**Article:**
________________________________________

The unexpected guests – family and her two best friends – started arriving.
For days afterward, Jessica wore that cloak. She asked if she could put the Tolkien quotes up in her room. She needed more space in her room for all of it, she told me.
It wouldn’t be remiss to say I felt proud for getting it right on that birthday.
But more than that, I felt like I was fixing something, bridging a wordless gulf of loneliness that so often darkens those not-quite-teen years.
Loneliness … and Needing a Story to Share
Not too long ago, my mom talked about going through deep loneliness at the age of 11 or 12.
She spoke of it as though it was a good thing, a time that helped her develop deep thoughts about life and her place in it. She told me it helped her get a better grasp on God’s presence even in the loneliness.
I can’t remember exactly why my mom told me about this, but I do remember it partially explained why I felt she had backed off from my life when I was a similar age and going through my own deep alone-ness.
At the time, I had thought she hadn’t cared. I thought no one did.
One winter evening that I was 12 years old, I went out in the neighborhood to walk the dog. I returned late. Didn’t want to return at all.
I felt as though no one cared whether or not they ever saw me again.
I slipped in the back door and heard my oldest sister – who was visiting from Santa Barbara – ask where I was. She asked our mom, “Aren’t you worried about her out there alone?”
I heard my mom reply I was fine.
I wanted to jump in on the conversation. Why wasn’t she worried? I was alone. Always alone. But I slipped back outside silently and a few minutes later came in loudly through the front door so they would know I was home.
I think, during certain seasons, we are far too much alone.
Of course, we do need to develop our own persons, our sense of self. But many times, what we need is the knowledge that someone walks the same path that we do, feels the same emotions.
Jessica is that age now, the age I was when I felt on even playing ground with a slug. But we love the same stories. And she has a few friends who compare book reviews with her and suggest authors and titles.
They welcome her into their world.
They welcome me too, and I feel it’s somewhere we all belong.
Some secret world where lands like Narnia and Middle Earth and Ashtown and Aerwiar merge and characters blend with our own and speak to us something about the lives we live now.

________________________________________

**Source material:**
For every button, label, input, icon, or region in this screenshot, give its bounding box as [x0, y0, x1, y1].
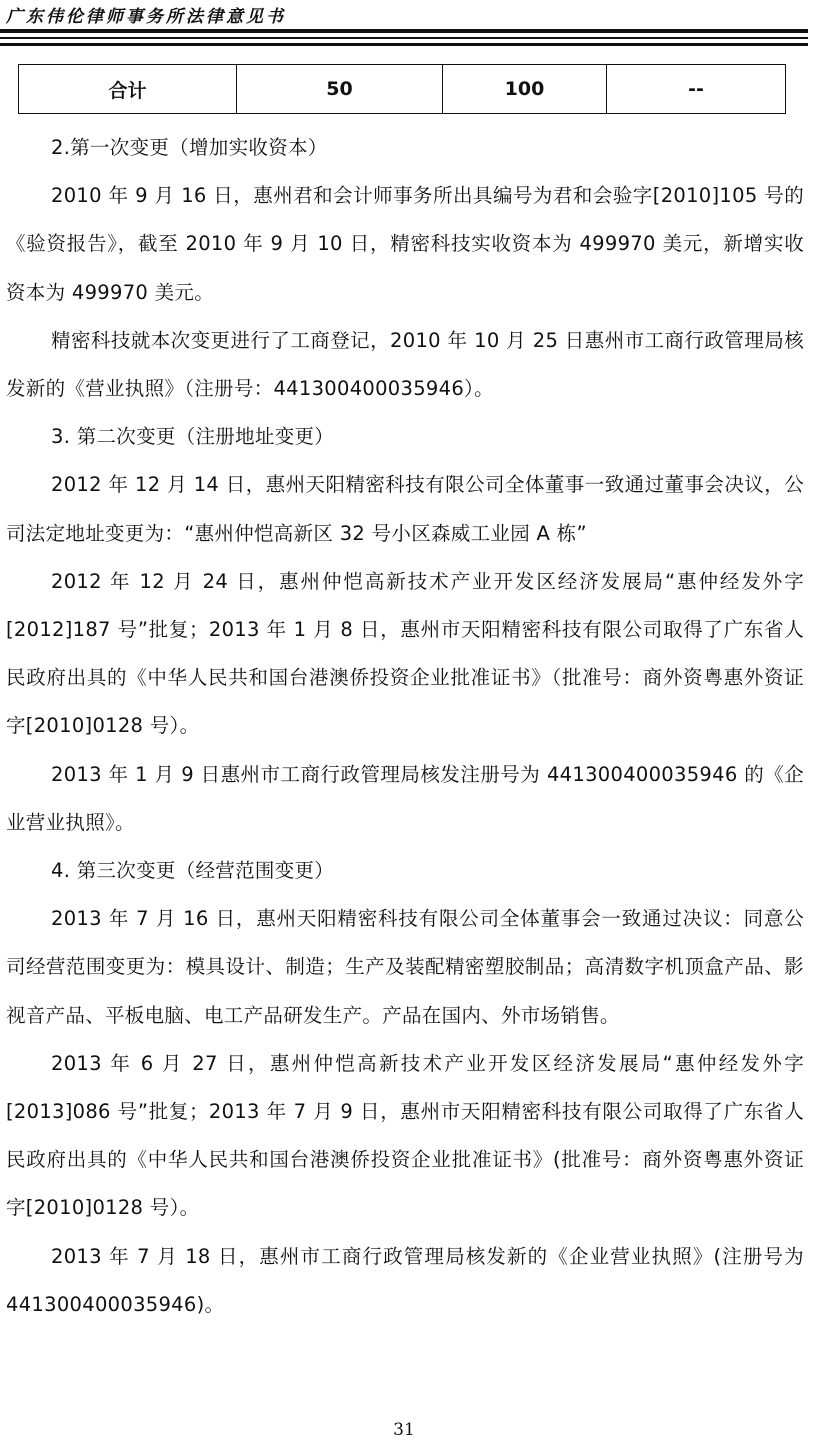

________________________________________

**Given request 1:**
Answer these questions using the essay on loneliness.
(a) At what age did the writer's mom say she went through deep loneliness?
(b) Who was visiting from Santa Barbara on the winter evening the writer came home late?
(c) What did Jessica ask if she could put up in her room?
**Given request 2:** Carry on the essay on loneliness from where it stops.

**Answer 1:**
(a) At the age of 11 or 12.
(b) The writer's oldest sister.
(c) The Tolkien quotes.

**Answer 2:**
I couldn’t say what they are speaking.
Maybe nothing more than a wordless feeling that we all walk together.
When Jessica drops phrases from books we’ve both read into emails she sends me or conversations we have, it’s almost a sharing of longing and joy.
A sharing of each other’s unique and oh-so-separate worlds – the doorway into which is somehow, magically, stories.
Sharing the Sweetest Longing … Sharing Stories
When I was 12 and read To Kill a Mockingbird, I read the story not only to enter Scout’s and Jem’s and Boo Radley’s world, but to enter the world of my family.
To understand what they were talking and joking about; to enter the conversation, maybe even to offer something myself.
Or something of myself.
One busy Saturday, my daughter called me over to her homework desk. She wasn’t doing homework, but she showed me the synopsis of a story she is writing. It is titled “Wardens of the Wild” and involves a young character who can speak to wild animals.
When Jessica asked me what I thought about it, I felt a strange and welcome feeling.
Privileged to be invited into that part of my daughter’s world. Her heart.
When she told me she couldn’t wait to start writing her novel, I felt like it was the continuing of some universal, personal, beautiful story.
Note: I wrote this personal essay several years ago, in the winter of 2016, I believe.
I plan to post a creative essay or story from time to time, as a change from my more informational posts. I thought this would be a fitting one to start with, as it speaks to the power of story and the longing for belonging that I believe we all share.
I hope you enjoyed it!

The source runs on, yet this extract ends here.